**EXTRAIT**
——
[vc_row][vc_column][vc_column_text]Le débat sur l’appropriation culturelle est de plus en plus fréquent. Selon moi, c’est une bonne chose que les gens en parlent mais les sujets concernant la race restent sensibles aux Etats-Unis. La différence entre appréciation et appropriation suscite des malentendus. Je tiens à préciser que ce qui suit relève uniquement de ma propre opinion. Je n’ai pas la prétention de parler pour tous les Noirs ou même tous les danseurs de blues Noirs. Je pense que nous pouvons être en désaccord sans être désagréables … Je pense qu’une personne peut dire ou faire quelque chose de raciste tout en croyant en l’égalité des races. Cela relève simplement d’un préjugé probablement appris dans les médias ou encore de l’environnement dans lequel nous avons été élevés, et je ne suis pas si différent.

 

Je vais commencer par ma conviction générale sur la différence entre appréciation et appropriation – L’appréciation c’est ne faire qu’un avec une chose et trouver sa propre manière de l’exprimer. L’appropriation c’est plutôt quand vous prenez les « mots » et changez leur signification afin de les adapter à ce que vous voulez dire. L’un c’est laisser la chose vous changer et l’autre c’est changer la chose pour que cela vous convienne.
L’appropriation dans la danse blues peut prendre différentes formes, mais certaines de celles que je vois le plus souvent sont: (i) de nier le lien entre la danse et la musique blues; (ii) de nier, dissimuler, ou invalider les efforts artistiques des danseurs noirs et des musiciens créateurs; (iii) de revendiquer le nom de « danse blues » tout en s’éloignant des efforts du peuple noir qui a donné artistiquement un sens à ces mots.

 

== La danse blues idiomatique et ceux qui cherchent l’association ==

 

Depuis que les Lindy Hoppers, au milieu des années 90, se sont entichés à l’idée de danser sur des musiques plus lentes et plus groove lors des « house parties » et des « late night dances », le terme « blues » a été utilisé pour une myriade de choses. Ces danseurs voulaient en fait évoquer que la musique et les mouvements choisis étaient « bluesy ». En même temps que la fascination des Lindy Hoppers pour le blues a grandi, les tout premiers danseurs des villes ont régulièrement fréquenté les bars de blues dans lesquels du blues classique ou de haut vol était joué. Des danseurs noirs plus expérimentés dansaient sur leurs lieux favoris ou suivaient leurs groupes/musiciens préférés, ce qui a inspiré un petit groupe de danseurs à se pencher sur l’histoire de la danse blues.

 

Les connaissances acquises devinrent une force unificatrice et ces danseurs représentaient le savoir quand ils commencèrent à enseigner, d’abord localement, puis en voyageant, ce qui fut nécessaire pour créer une « scène nouvelle », différente de celle de la communauté Lindy Hop. Alors que de plus en plus de gens venaient sur scène avec peu ou pas d’informations sur les racines de l’activité qu’ils pratiquaient, et sans trop se préoccuper de ce qu’ils faisaient, ils commencèrent à se dénommer danseur de blues. Un schisme s’est alors formé : il y avait ceux qui se considéraient comme des danseurs de blues en se basant sur le sentiment qu’ils dansaient de manière bluesy sur de la musique bluesy, et il y avait ceux qui se considéraient comme des danseurs de blues parce qu’ils faisaient une danse idiomatique blues sur de la musique blues.
——
**MATÉRIEL FOURNI**
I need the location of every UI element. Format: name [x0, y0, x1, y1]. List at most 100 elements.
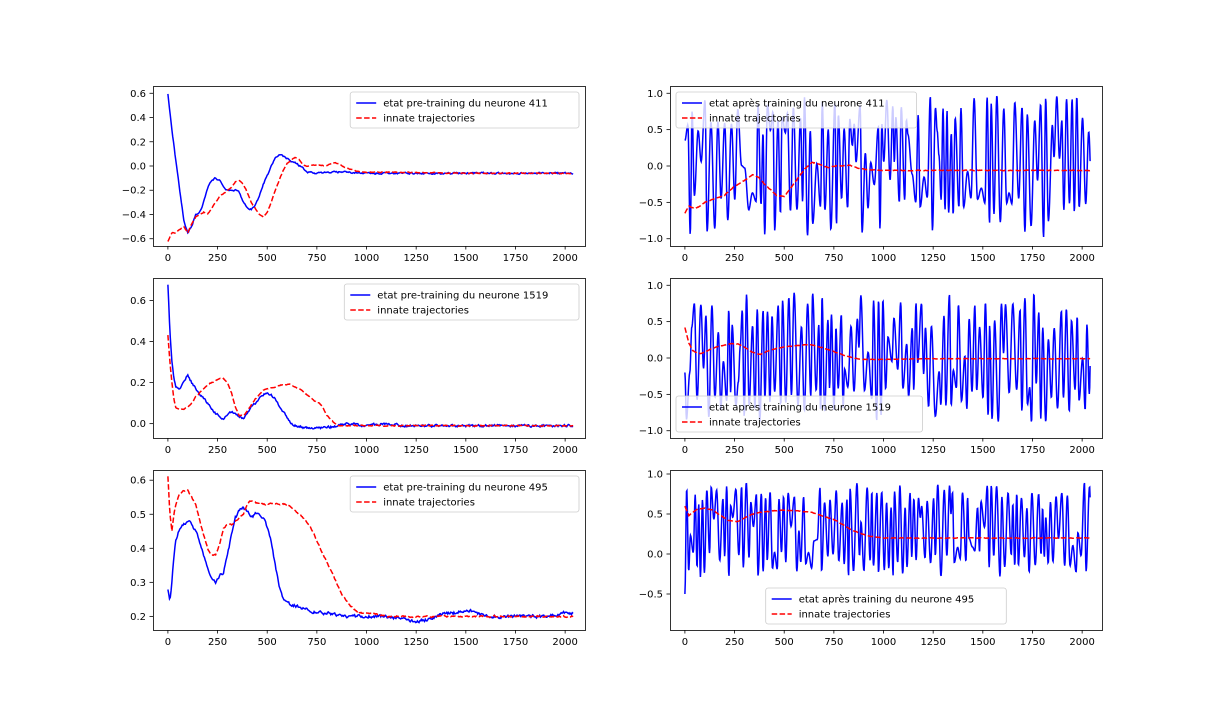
——
**CONSIGNES**
[1] Pouvez-vous résumer en trois phrases le texte sur l'appropriation dans la danse blues ?
[2] Pouvez-vous poursuivre le texte sur la danse blues à partir de sa dernière phrase ?

**RÉPONSES PAR TÂCHE**
[1] Le texte distingue l'appréciation, qui consiste à laisser une chose nous changer, de l'appropriation, qui consiste à changer la chose pour qu'elle nous convienne, en précisant qu'il ne s'agit que d'une opinion personnelle. Dans la danse blues, l'appropriation prend notamment la forme d'un déni du lien entre la danse et la musique blues, d'une dissimulation ou invalidation des efforts artistiques des danseurs et musiciens noirs, ou d'une revendication du nom « danse blues » qui s'éloigne de ces efforts. Depuis que des Lindy Hoppers du milieu des années 90 ont employé le terme « blues » pour des danses sur des musiques plus lentes et plus groove, un schisme s'est formé entre ceux qui dansent de manière bluesy sur de la musique bluesy et ceux qui pratiquent une danse idiomatique blues sur de la musique blues.

[2]
 

Tout comme la Salsa qui a traversé une période On 1/On 2 et le Lindy Hop une période Savoy/Hollywood, le blues idiomatique/bluesy a engendré de nombreux débats stériles. Le temps a montré que les danseurs de blues idiomatique gagneraient, grâce à leurs efforts pour enseigner à la fois la danse et l’histoire à travers le pays, mais aussi de par leur capacité à partager les sources de connaissances par lesquelles tout le monde, indépendamment du lieu, était capable d’acquérir une meilleure compréhension de la lignée culturelle et de voir ce que les liens entre la musique et les danses étaient. Beaucoup de ces danseurs de blues idiomatique se sont déplacés au-delà des soirées privées, en organisant régulièrement des événements de danse régionaux et nationaux.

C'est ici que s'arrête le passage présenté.